**Information supplied:**
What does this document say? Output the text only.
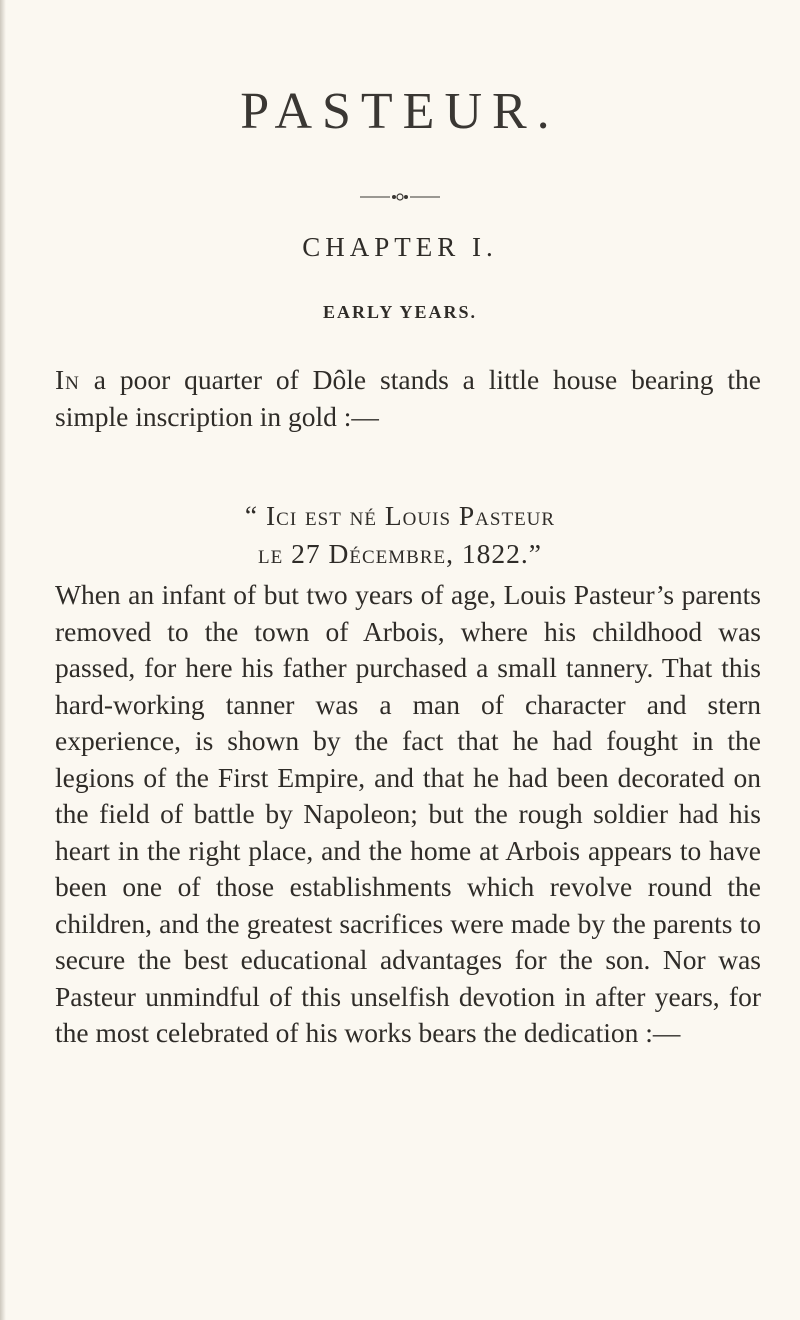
PASTEUR.
CHAPTER I.
EARLY YEARS.

In a poor quarter of Dôle stands a little house bearing the simple inscription in gold :—

“ Ici est né Louis Pasteur
le 27 Décembre, 1822.”

When an infant of but two years of age, Louis Pasteur’s parents removed to the town of Arbois, where his childhood was passed, for here his father purchased a small tannery. That this hard-working tanner was a man of character and stern experience, is shown by the fact that he had fought in the legions of the First Empire, and that he had been decorated on the field of battle by Napoleon; but the rough soldier had his heart in the right place, and the home at Arbois appears to have been one of those establishments which revolve round the children, and the greatest sacrifices were made by the parents to secure the best educational advantages for the son. Nor was Pasteur unmindful of this unselfish devotion in after years, for the most celebrated of his works bears the dedication :—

**Task:** Output all the records, word for word, with no pictures in the copy.

**Result for this exercise:**
What does this document say? Output the text only.
PASTEUR.
CHAPTER I.
EARLY YEARS.

In a poor quarter of Dôle stands a little house bearing the simple inscription in gold :—

“ Ici est né Louis Pasteur
le 27 Décembre, 1822.”

When an infant of but two years of age, Louis Pasteur’s parents removed to the town of Arbois, where his childhood was passed, for here his father purchased a small tannery. That this hard-working tanner was a man of character and stern experience, is shown by the fact that he had fought in the legions of the First Empire, and that he had been decorated on the field of battle by Napoleon; but the rough soldier had his heart in the right place, and the home at Arbois appears to have been one of those establishments which revolve round the children, and the greatest sacrifices were made by the parents to secure the best educational advantages for the son. Nor was Pasteur unmindful of this unselfish devotion in after years, for the most celebrated of his works bears the dedication :—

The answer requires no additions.